** begin Exercise inputs **

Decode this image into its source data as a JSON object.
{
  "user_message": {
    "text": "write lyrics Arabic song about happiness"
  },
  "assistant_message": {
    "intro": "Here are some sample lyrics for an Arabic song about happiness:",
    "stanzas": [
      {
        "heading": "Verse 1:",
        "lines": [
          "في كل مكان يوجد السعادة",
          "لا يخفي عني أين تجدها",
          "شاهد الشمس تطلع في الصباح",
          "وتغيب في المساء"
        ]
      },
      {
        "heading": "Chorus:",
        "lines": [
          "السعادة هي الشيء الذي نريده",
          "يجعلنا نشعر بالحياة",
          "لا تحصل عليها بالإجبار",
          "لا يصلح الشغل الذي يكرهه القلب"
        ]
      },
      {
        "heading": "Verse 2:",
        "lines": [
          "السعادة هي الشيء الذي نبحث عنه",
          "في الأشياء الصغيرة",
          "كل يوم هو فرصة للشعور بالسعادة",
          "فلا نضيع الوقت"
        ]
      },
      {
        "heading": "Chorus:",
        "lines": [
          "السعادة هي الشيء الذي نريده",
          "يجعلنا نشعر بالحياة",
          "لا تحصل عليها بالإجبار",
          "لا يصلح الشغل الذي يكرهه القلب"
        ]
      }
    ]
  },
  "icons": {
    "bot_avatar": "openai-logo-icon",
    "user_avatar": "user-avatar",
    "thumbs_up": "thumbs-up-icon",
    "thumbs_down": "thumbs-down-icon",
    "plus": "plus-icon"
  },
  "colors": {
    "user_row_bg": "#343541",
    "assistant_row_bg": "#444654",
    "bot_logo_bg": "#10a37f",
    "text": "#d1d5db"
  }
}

** end Exercise inputs **

## What to work on
Retype the records above exactly.

## Finished answer
Decode this image into its source data as a JSON object.
{
  "user_message": {
    "text": "write lyrics Arabic song about happiness"
  },
  "assistant_message": {
    "intro": "Here are some sample lyrics for an Arabic song about happiness:",
    "stanzas": [
      {
        "heading": "Verse 1:",
        "lines": [
          "في كل مكان يوجد السعادة",
          "لا يخفي عني أين تجدها",
          "شاهد الشمس تطلع في الصباح",
          "وتغيب في المساء"
        ]
      },
      {
        "heading": "Chorus:",
        "lines": [
          "السعادة هي الشيء الذي نريده",
          "يجعلنا نشعر بالحياة",
          "لا تحصل عليها بالإجبار",
          "لا يصلح الشغل الذي يكرهه القلب"
        ]
      },
      {
        "heading": "Verse 2:",
        "lines": [
          "السعادة هي الشيء الذي نبحث عنه",
          "في الأشياء الصغيرة",
          "كل يوم هو فرصة للشعور بالسعادة",
          "فلا نضيع الوقت"
        ]
      },
      {
        "heading": "Chorus:",
        "lines": [
          "السعادة هي الشيء الذي نريده",
          "يجعلنا نشعر بالحياة",
          "لا تحصل عليها بالإجبار",
          "لا يصلح الشغل الذي يكرهه القلب"
        ]
      }
    ]
  },
  "icons": {
    "bot_avatar": "openai-logo-icon",
    "user_avatar": "user-avatar",
    "thumbs_up": "thumbs-up-icon",
    "thumbs_down": "thumbs-down-icon",
    "plus": "plus-icon"
  },
  "colors": {
    "user_row_bg": "#343541",
    "assistant_row_bg": "#444654",
    "bot_logo_bg": "#10a37f",
    "text": "#d1d5db"
  }
}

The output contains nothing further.